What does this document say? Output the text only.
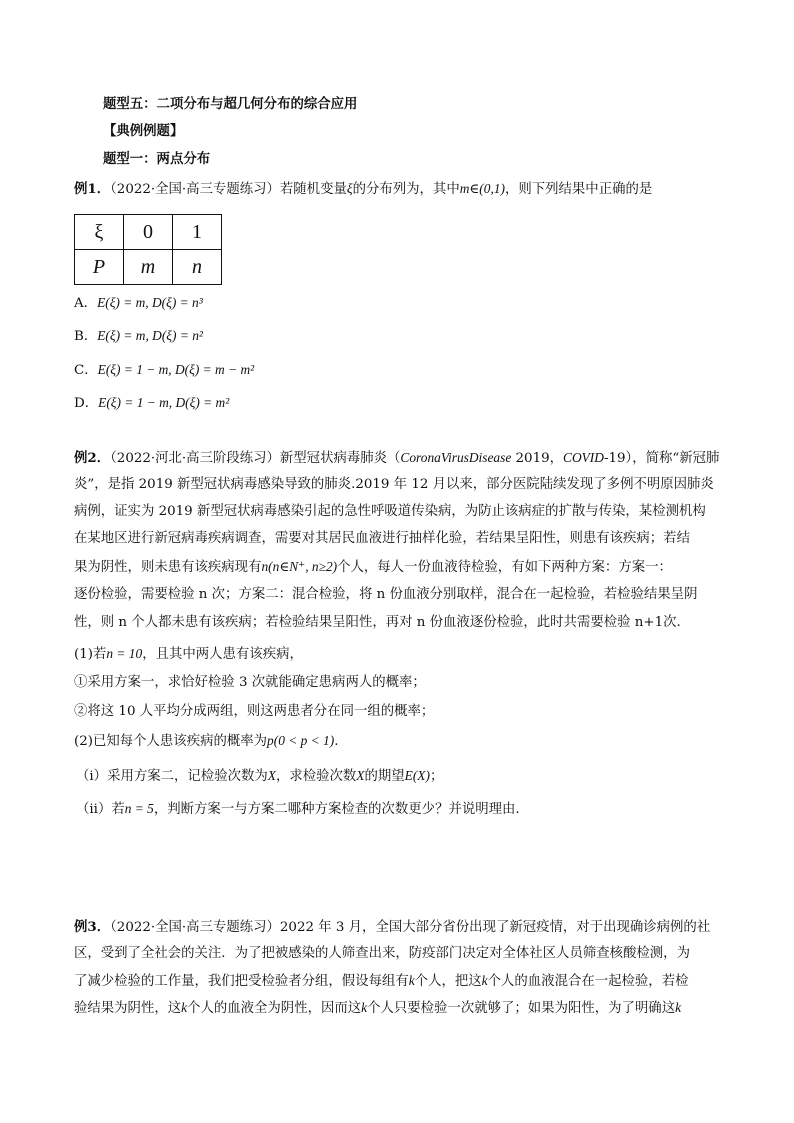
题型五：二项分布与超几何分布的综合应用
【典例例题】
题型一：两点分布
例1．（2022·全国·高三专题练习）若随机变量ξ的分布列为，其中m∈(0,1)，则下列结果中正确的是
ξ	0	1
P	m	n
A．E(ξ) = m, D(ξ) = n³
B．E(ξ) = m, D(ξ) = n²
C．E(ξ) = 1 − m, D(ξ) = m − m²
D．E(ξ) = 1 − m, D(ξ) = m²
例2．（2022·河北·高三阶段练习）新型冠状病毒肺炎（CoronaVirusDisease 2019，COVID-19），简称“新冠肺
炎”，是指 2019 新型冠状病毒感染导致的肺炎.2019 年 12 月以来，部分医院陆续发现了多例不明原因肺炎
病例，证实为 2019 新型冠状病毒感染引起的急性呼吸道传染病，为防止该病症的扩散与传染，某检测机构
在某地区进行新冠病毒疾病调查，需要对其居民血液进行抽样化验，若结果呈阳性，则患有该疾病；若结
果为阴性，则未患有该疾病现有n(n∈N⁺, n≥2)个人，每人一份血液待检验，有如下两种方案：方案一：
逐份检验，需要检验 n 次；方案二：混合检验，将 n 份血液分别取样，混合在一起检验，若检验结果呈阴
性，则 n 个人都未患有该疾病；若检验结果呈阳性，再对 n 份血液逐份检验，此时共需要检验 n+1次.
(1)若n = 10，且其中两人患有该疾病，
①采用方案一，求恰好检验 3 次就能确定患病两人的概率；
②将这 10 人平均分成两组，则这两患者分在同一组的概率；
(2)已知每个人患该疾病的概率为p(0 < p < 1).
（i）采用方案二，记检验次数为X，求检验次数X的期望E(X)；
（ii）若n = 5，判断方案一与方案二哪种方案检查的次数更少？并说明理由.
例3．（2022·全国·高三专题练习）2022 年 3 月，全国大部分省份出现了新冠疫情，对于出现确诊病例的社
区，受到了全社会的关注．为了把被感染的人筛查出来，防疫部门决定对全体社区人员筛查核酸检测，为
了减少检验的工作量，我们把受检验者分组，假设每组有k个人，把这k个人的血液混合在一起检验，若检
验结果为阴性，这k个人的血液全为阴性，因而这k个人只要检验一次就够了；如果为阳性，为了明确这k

----------------

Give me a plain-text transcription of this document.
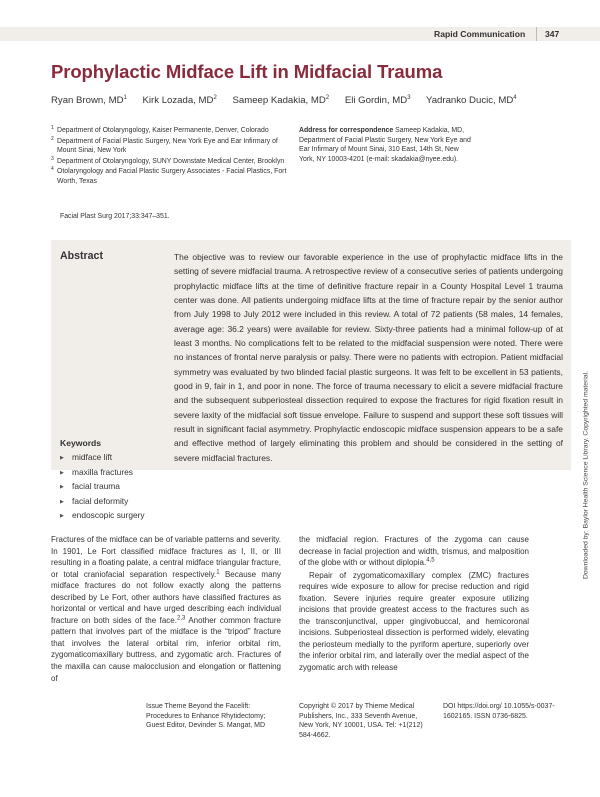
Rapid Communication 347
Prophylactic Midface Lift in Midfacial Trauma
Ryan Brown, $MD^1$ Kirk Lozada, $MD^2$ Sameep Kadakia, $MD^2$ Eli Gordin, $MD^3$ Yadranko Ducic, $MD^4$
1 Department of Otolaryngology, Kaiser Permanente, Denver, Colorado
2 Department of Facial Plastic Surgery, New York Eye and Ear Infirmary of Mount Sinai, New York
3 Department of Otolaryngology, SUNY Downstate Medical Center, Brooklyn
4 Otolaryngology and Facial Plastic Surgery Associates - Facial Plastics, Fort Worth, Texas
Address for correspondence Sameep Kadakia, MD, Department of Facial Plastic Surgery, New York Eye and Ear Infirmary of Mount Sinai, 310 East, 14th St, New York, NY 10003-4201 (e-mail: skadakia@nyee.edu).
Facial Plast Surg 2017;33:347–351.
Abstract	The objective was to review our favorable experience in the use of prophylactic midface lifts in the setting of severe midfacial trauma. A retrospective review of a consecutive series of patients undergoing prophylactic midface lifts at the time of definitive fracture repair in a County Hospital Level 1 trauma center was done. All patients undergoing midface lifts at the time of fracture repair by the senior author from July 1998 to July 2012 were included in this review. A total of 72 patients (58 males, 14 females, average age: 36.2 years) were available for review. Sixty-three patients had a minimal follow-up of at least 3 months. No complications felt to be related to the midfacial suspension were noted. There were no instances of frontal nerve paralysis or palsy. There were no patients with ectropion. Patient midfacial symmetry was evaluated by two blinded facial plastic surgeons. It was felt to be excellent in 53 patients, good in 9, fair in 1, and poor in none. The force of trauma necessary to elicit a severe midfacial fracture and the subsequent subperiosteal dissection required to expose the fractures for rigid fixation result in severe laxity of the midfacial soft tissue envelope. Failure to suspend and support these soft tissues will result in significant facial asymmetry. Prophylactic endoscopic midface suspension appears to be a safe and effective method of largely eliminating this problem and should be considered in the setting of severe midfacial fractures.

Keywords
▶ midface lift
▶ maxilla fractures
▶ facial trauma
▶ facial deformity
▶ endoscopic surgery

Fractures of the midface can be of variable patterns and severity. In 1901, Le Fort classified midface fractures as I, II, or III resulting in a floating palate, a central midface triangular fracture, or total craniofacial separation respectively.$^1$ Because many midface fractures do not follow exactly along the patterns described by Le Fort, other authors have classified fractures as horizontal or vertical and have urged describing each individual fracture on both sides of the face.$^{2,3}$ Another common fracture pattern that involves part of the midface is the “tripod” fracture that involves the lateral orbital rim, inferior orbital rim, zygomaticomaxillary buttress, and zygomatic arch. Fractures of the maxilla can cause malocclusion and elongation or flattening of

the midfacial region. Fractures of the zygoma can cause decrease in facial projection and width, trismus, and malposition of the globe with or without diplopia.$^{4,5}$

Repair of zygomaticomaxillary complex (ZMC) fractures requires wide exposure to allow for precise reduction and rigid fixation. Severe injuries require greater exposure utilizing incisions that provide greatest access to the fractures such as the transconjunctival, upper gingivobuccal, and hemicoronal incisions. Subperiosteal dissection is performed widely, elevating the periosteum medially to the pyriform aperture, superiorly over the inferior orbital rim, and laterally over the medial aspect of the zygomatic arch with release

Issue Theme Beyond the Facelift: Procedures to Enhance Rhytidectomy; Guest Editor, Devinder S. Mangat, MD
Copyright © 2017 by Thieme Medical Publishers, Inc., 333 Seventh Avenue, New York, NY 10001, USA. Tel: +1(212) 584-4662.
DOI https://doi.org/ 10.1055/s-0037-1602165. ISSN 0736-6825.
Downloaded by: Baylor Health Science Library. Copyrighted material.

----------------

Activity:
If a line above contains the word "document", list it.

Task output:
What does this document say? Output the text only.
Give me a plain-text transcription of this document.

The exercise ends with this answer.